Source records:
-=-=-

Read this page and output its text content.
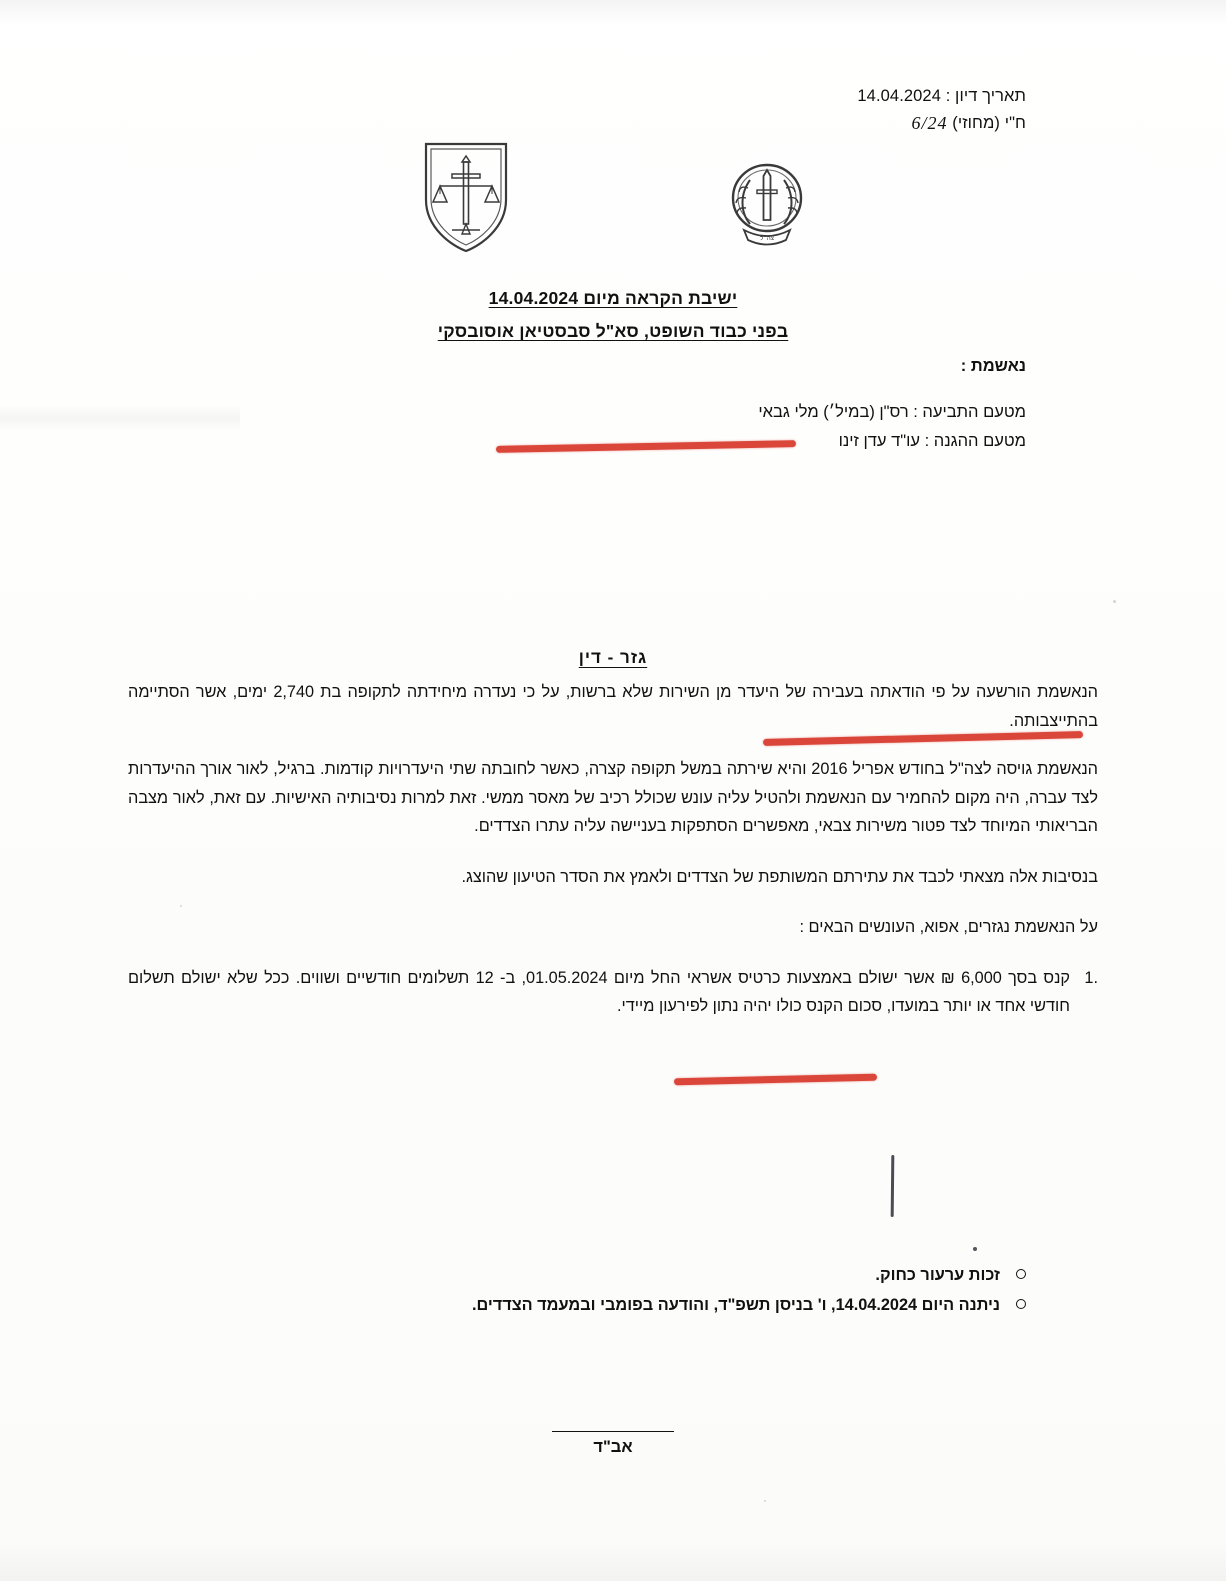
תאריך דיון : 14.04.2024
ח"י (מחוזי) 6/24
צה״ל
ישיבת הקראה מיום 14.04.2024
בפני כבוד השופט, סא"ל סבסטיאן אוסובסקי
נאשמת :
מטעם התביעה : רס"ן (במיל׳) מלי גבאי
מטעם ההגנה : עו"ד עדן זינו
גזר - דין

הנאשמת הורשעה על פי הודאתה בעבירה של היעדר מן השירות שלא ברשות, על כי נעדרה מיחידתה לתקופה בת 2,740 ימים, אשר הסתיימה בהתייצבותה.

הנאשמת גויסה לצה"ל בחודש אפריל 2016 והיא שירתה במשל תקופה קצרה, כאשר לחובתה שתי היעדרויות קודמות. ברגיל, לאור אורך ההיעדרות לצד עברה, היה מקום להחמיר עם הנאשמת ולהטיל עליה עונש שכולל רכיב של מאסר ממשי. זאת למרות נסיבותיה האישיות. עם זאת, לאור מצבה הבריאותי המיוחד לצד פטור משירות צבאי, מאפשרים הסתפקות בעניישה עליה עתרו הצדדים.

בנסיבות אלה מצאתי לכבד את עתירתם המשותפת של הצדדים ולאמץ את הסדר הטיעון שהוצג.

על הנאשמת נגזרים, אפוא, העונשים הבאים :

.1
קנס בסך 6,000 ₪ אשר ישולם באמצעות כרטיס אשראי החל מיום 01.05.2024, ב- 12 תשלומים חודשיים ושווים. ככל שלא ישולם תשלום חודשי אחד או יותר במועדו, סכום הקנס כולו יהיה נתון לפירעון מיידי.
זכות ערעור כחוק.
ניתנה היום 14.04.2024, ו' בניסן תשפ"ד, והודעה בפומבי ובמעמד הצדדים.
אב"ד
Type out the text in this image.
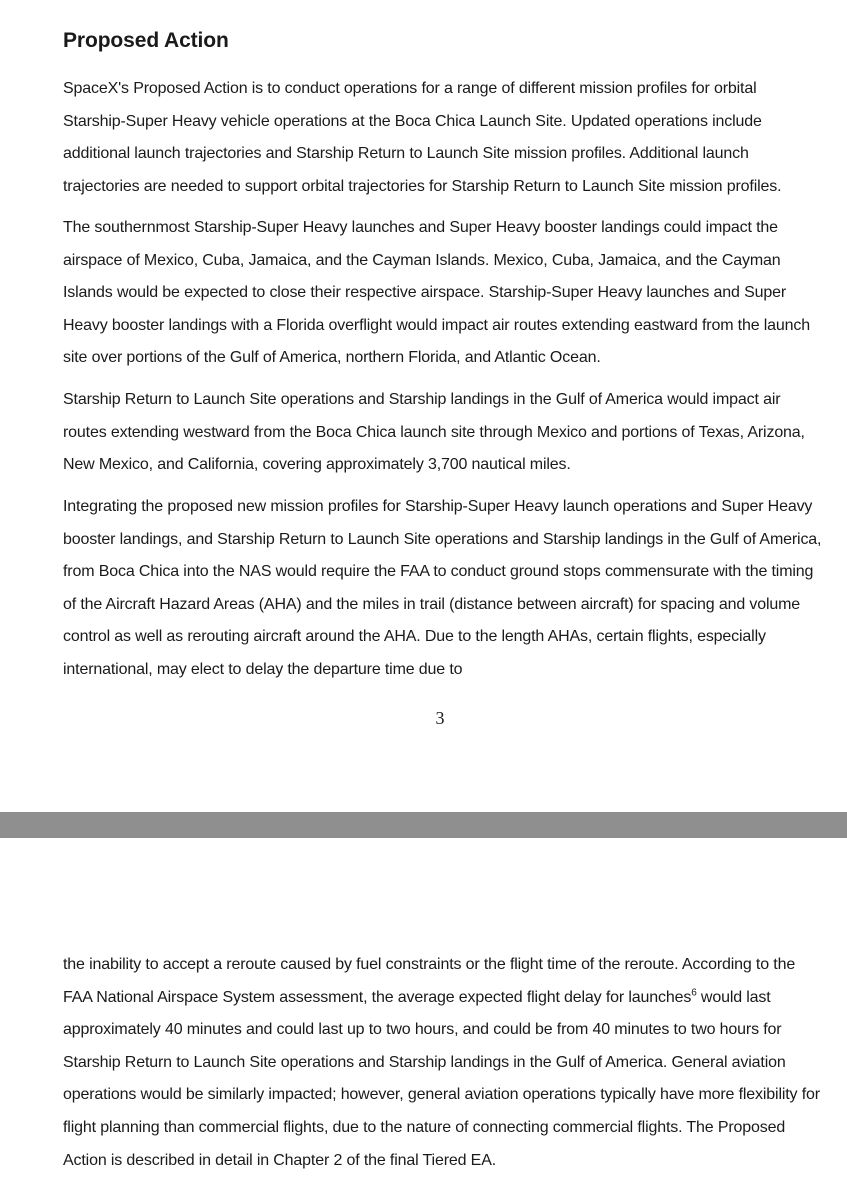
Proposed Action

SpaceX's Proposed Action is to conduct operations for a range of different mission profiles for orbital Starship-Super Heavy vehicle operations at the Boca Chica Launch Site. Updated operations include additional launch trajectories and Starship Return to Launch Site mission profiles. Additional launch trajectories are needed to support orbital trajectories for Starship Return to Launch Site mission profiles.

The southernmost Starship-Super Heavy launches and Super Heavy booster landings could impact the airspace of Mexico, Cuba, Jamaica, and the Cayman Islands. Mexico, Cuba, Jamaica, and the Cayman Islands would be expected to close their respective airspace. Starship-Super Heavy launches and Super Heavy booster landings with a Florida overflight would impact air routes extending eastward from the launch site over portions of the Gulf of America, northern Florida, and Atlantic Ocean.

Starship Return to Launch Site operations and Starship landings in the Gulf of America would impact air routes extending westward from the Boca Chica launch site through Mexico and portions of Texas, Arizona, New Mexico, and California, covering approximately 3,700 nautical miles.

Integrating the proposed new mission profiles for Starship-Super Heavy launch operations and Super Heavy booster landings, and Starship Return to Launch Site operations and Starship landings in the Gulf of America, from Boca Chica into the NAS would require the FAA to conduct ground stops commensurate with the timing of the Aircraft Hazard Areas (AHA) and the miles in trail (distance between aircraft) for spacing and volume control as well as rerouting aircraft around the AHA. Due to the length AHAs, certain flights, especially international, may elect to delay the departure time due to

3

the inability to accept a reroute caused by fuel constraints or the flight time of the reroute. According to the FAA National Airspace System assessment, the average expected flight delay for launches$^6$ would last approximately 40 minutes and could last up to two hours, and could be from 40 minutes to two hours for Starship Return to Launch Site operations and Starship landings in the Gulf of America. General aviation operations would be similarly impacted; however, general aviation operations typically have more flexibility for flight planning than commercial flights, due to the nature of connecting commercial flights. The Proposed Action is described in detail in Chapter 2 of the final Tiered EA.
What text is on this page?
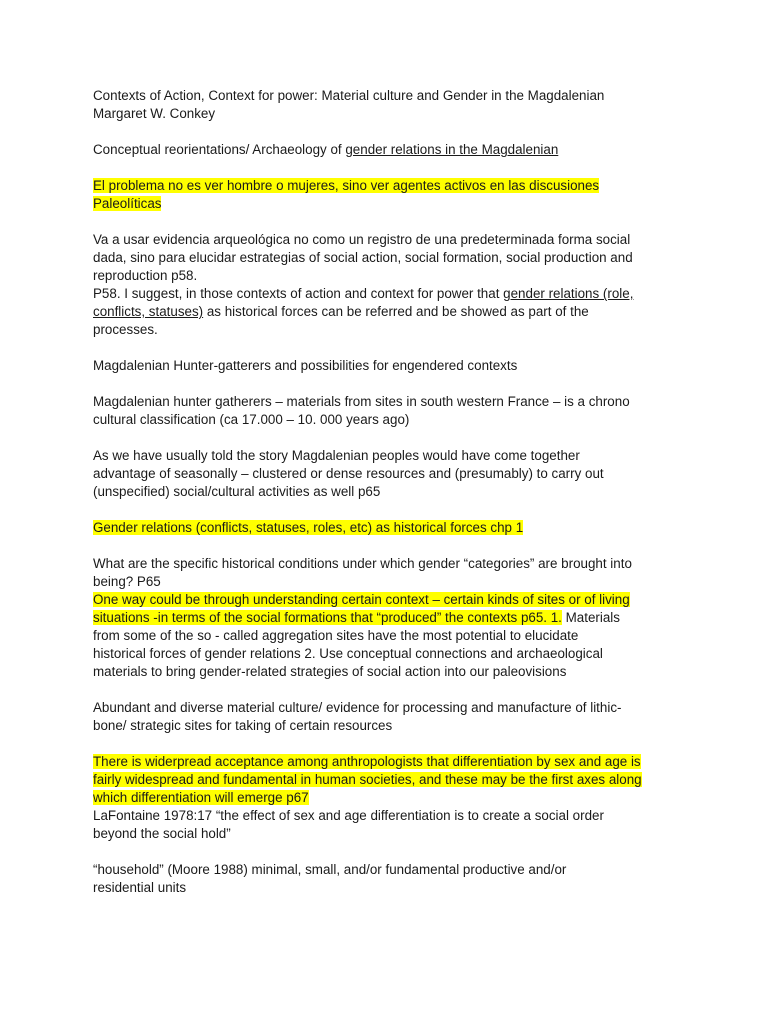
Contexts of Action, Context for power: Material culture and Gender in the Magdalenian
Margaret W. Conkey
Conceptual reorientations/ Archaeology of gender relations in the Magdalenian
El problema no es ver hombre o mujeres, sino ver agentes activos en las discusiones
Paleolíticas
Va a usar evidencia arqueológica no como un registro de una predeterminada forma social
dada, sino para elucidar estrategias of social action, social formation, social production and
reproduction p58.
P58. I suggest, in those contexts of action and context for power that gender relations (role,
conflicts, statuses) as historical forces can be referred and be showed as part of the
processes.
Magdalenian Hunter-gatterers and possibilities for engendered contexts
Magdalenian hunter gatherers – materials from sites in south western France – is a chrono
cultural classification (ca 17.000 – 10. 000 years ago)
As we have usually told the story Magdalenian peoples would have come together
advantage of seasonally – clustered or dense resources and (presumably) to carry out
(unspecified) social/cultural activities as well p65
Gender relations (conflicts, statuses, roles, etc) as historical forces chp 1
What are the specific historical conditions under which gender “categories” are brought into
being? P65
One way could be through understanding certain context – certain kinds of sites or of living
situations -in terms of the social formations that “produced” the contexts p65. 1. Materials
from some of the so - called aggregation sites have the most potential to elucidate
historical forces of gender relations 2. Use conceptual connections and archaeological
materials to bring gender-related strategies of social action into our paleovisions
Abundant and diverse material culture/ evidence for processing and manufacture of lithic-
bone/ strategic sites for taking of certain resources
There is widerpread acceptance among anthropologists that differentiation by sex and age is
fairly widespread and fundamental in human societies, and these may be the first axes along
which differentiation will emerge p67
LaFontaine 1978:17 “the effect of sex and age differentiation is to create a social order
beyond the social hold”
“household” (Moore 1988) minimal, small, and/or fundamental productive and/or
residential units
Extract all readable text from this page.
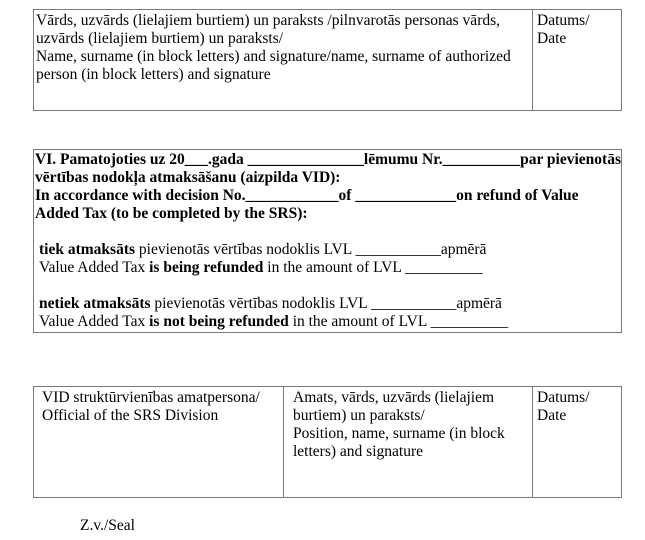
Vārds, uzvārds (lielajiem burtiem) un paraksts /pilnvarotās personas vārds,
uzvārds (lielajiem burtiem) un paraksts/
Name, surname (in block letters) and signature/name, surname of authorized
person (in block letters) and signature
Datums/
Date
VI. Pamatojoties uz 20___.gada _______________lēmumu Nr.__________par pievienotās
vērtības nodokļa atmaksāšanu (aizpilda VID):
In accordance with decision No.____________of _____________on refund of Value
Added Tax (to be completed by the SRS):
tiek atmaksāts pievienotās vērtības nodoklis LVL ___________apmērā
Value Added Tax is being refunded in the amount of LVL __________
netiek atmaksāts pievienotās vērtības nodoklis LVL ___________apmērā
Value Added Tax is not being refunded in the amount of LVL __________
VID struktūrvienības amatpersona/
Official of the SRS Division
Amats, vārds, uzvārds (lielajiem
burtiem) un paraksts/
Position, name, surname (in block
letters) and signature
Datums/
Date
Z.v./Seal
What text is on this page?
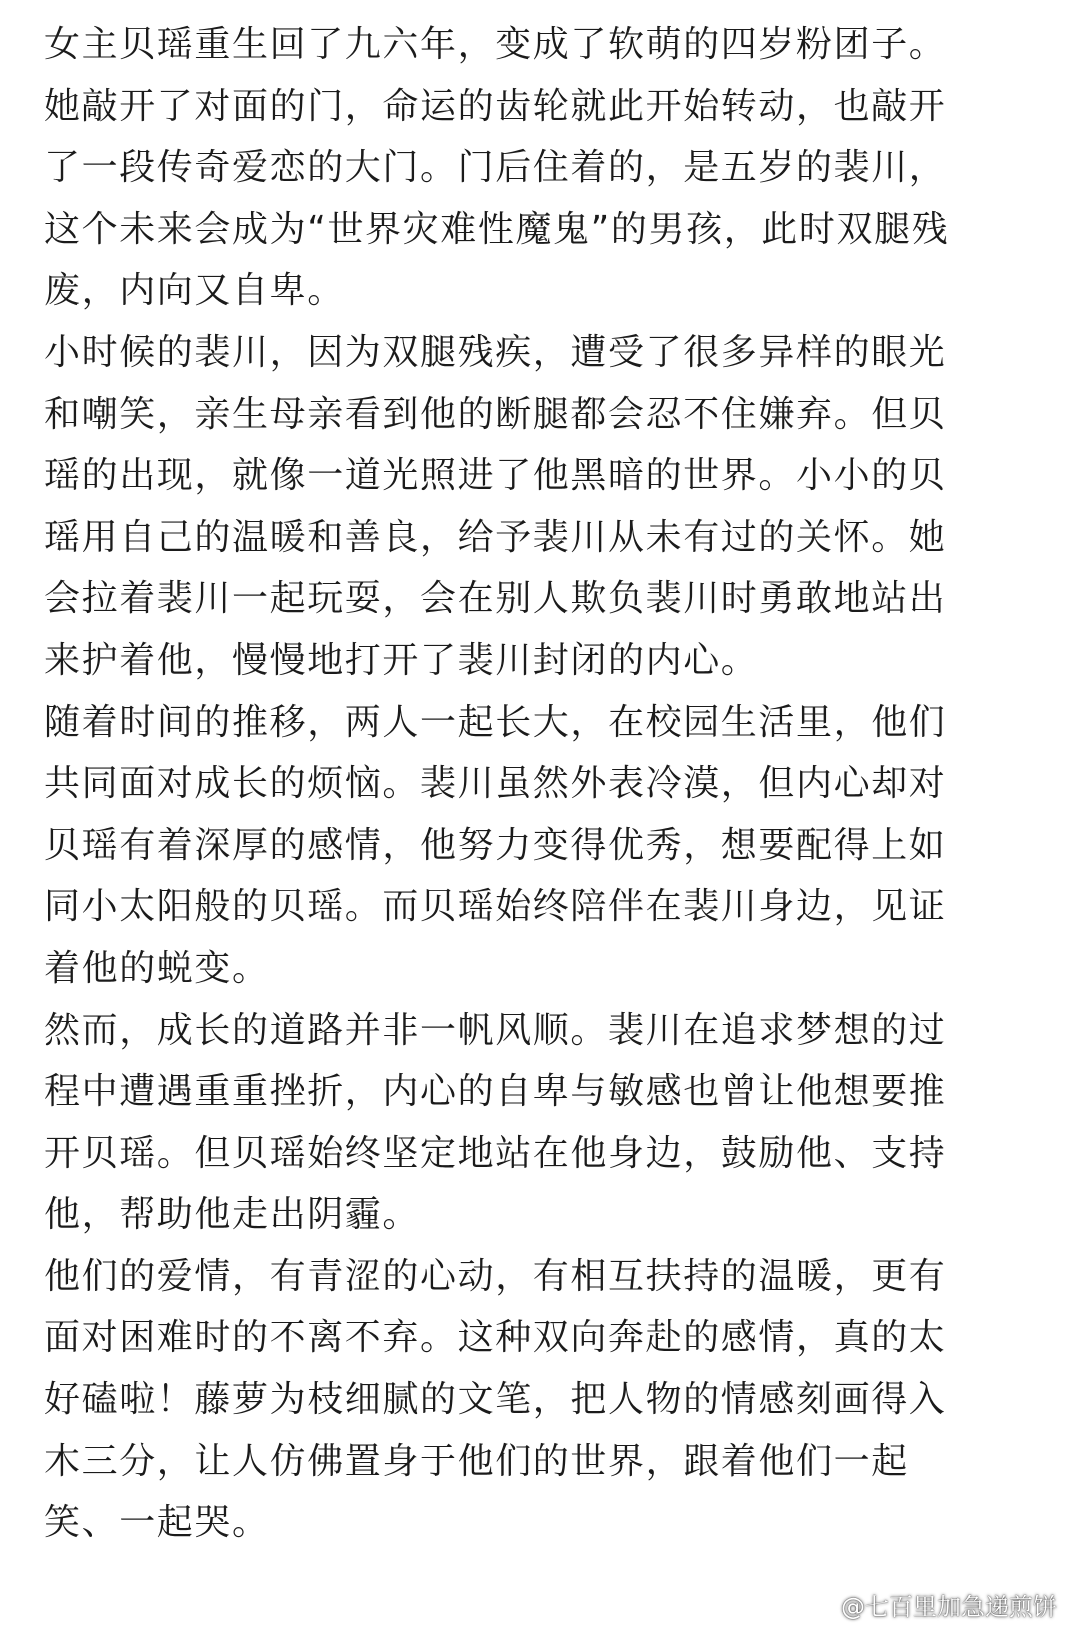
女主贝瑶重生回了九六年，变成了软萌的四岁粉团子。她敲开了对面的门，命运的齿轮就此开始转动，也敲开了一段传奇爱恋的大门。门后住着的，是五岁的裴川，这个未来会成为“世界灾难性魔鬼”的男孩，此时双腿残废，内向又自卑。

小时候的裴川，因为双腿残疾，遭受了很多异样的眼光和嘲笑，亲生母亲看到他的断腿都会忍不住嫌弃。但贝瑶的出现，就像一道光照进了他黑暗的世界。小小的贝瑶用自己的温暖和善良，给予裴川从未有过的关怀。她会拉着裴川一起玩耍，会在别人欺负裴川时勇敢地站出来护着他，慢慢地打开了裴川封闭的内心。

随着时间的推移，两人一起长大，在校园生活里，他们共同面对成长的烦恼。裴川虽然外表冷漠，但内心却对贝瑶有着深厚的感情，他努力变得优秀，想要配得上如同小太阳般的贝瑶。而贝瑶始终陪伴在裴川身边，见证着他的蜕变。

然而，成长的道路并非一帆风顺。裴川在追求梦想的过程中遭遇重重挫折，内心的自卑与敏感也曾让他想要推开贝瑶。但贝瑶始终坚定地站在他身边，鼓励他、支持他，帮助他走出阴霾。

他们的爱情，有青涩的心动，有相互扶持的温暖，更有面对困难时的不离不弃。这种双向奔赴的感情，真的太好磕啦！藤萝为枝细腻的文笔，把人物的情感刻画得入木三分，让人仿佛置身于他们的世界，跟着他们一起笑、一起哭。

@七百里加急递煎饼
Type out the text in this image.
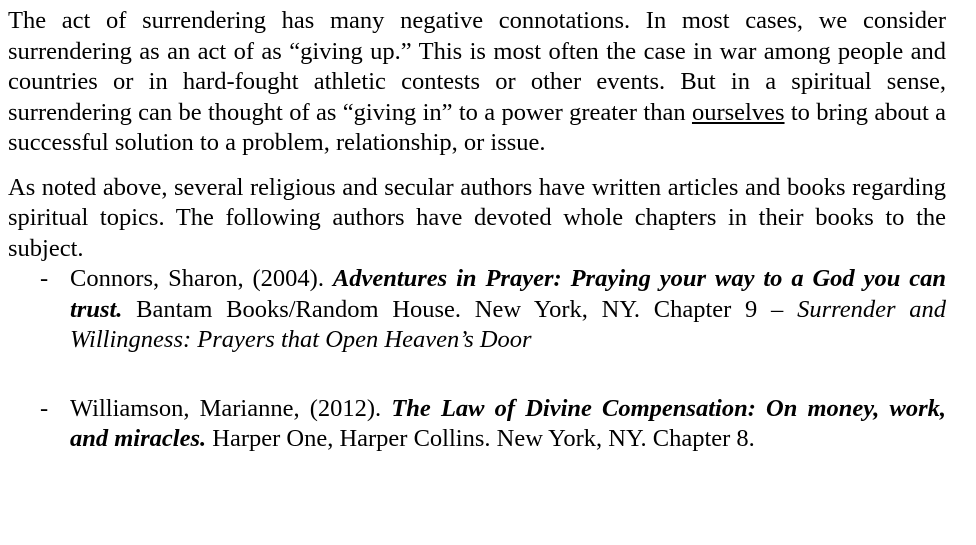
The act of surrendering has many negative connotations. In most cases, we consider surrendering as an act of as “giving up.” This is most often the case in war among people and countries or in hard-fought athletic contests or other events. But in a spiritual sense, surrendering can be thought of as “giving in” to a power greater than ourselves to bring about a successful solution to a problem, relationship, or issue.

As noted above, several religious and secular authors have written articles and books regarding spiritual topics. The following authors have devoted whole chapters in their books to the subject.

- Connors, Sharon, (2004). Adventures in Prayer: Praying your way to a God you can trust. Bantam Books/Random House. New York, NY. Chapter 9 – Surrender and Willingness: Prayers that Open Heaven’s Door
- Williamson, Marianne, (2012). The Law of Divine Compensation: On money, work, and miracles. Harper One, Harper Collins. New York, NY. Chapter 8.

-=-=-

### Description of the task:
Pick out the lines above containing the word "certain", then copy them.

### The solution:
Integrating the proposed new mission profiles for Starship-Super Heavy launch operations and Super Heavy booster landings, and Starship Return to Launch Site operations and Starship landings in the Gulf of America, from Boca Chica into the NAS would require the FAA to conduct ground stops commensurate with the timing of the Aircraft Hazard Areas (AHA) and the miles in trail (distance between aircraft) for spacing and volume control as well as rerouting aircraft around the AHA. Due to the length AHAs, certain flights, especially international, may elect to delay the departure time due to
One way could be through understanding certain context – certain kinds of sites or of living
bone/ strategic sites for taking of certain resources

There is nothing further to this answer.